> _Exercise goal_: Write out the entire listing below exactly, with the pictures left out.

> _Extracted records_:
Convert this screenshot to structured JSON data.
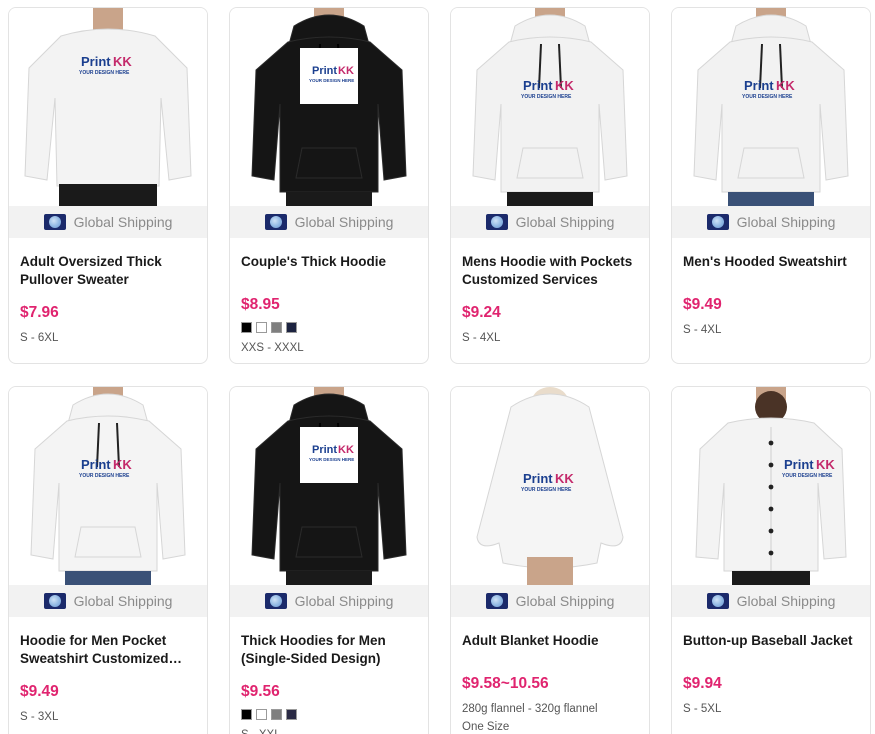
{
  "shipping_label": "Global Shipping",
  "products": [
    {
      "title": "Adult Oversized Thick Pullover Sweater",
      "price": "$7.96",
      "sizes": "S - 6XL",
      "swatches": [],
      "extra": "",
      "garment": "sweater",
      "garment_color": "#f3f3f3"
    },
    {
      "title": "Couple's Thick Hoodie",
      "price": "$8.95",
      "sizes": "XXS - XXXL",
      "swatches": [
        "#000000",
        "#ffffff",
        "#7f7f7f",
        "#1c2340"
      ],
      "extra": "",
      "garment": "hoodie",
      "garment_color": "#151515"
    },
    {
      "title": "Mens Hoodie with Pockets Customized Services",
      "price": "$9.24",
      "sizes": "S - 4XL",
      "swatches": [],
      "extra": "",
      "garment": "hoodie",
      "garment_color": "#f2f2f2"
    },
    {
      "title": "Men's Hooded Sweatshirt",
      "price": "$9.49",
      "sizes": "S - 4XL",
      "swatches": [],
      "extra": "",
      "garment": "hoodie",
      "garment_color": "#f2f2f2"
    },
    {
      "title": "Hoodie for Men Pocket Sweatshirt Customized Services",
      "price": "$9.49",
      "sizes": "S - 3XL",
      "swatches": [],
      "extra": "",
      "garment": "hoodie",
      "garment_color": "#f4f4f4"
    },
    {
      "title": "Thick Hoodies for Men (Single-Sided Design)",
      "price": "$9.56",
      "sizes": "S - XXL",
      "swatches": [
        "#000000",
        "#ffffff",
        "#7f7f7f",
        "#2a2a45"
      ],
      "extra": "",
      "garment": "hoodie",
      "garment_color": "#151515"
    },
    {
      "title": "Adult Blanket Hoodie",
      "price": "$9.58~10.56",
      "sizes": "280g flannel - 320g flannel",
      "swatches": [],
      "extra": "One Size",
      "garment": "blanket",
      "garment_color": "#f5f5f5"
    },
    {
      "title": "Button-up Baseball Jacket",
      "price": "$9.94",
      "sizes": "S - 5XL",
      "swatches": [],
      "extra": "",
      "garment": "jacket",
      "garment_color": "#f3f3f3"
    }
  ],
  "print_logo": {
    "brand": "Print",
    "brand_mark": "KK",
    "tagline": "YOUR DESIGN HERE"
  },
  "colors": {
    "price": "#e0246f",
    "shipping_bg": "#f2f2f2",
    "card_border": "#e3e3e3"
  }
}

> _Correct answer_:
Convert this screenshot to structured JSON data.
{
  "shipping_label": "Global Shipping",
  "products": [
    {
      "title": "Adult Oversized Thick Pullover Sweater",
      "price": "$7.96",
      "sizes": "S - 6XL",
      "swatches": [],
      "extra": "",
      "garment": "sweater",
      "garment_color": "#f3f3f3"
    },
    {
      "title": "Couple's Thick Hoodie",
      "price": "$8.95",
      "sizes": "XXS - XXXL",
      "swatches": [
        "#000000",
        "#ffffff",
        "#7f7f7f",
        "#1c2340"
      ],
      "extra": "",
      "garment": "hoodie",
      "garment_color": "#151515"
    },
    {
      "title": "Mens Hoodie with Pockets Customized Services",
      "price": "$9.24",
      "sizes": "S - 4XL",
      "swatches": [],
      "extra": "",
      "garment": "hoodie",
      "garment_color": "#f2f2f2"
    },
    {
      "title": "Men's Hooded Sweatshirt",
      "price": "$9.49",
      "sizes": "S - 4XL",
      "swatches": [],
      "extra": "",
      "garment": "hoodie",
      "garment_color": "#f2f2f2"
    },
    {
      "title": "Hoodie for Men Pocket Sweatshirt Customized Services",
      "price": "$9.49",
      "sizes": "S - 3XL",
      "swatches": [],
      "extra": "",
      "garment": "hoodie",
      "garment_color": "#f4f4f4"
    },
    {
      "title": "Thick Hoodies for Men (Single-Sided Design)",
      "price": "$9.56",
      "sizes": "S - XXL",
      "swatches": [
        "#000000",
        "#ffffff",
        "#7f7f7f",
        "#2a2a45"
      ],
      "extra": "",
      "garment": "hoodie",
      "garment_color": "#151515"
    },
    {
      "title": "Adult Blanket Hoodie",
      "price": "$9.58~10.56",
      "sizes": "280g flannel - 320g flannel",
      "swatches": [],
      "extra": "One Size",
      "garment": "blanket",
      "garment_color": "#f5f5f5"
    },
    {
      "title": "Button-up Baseball Jacket",
      "price": "$9.94",
      "sizes": "S - 5XL",
      "swatches": [],
      "extra": "",
      "garment": "jacket",
      "garment_color": "#f3f3f3"
    }
  ],
  "print_logo": {
    "brand": "Print",
    "brand_mark": "KK",
    "tagline": "YOUR DESIGN HERE"
  },
  "colors": {
    "price": "#e0246f",
    "shipping_bg": "#f2f2f2",
    "card_border": "#e3e3e3"
  }
}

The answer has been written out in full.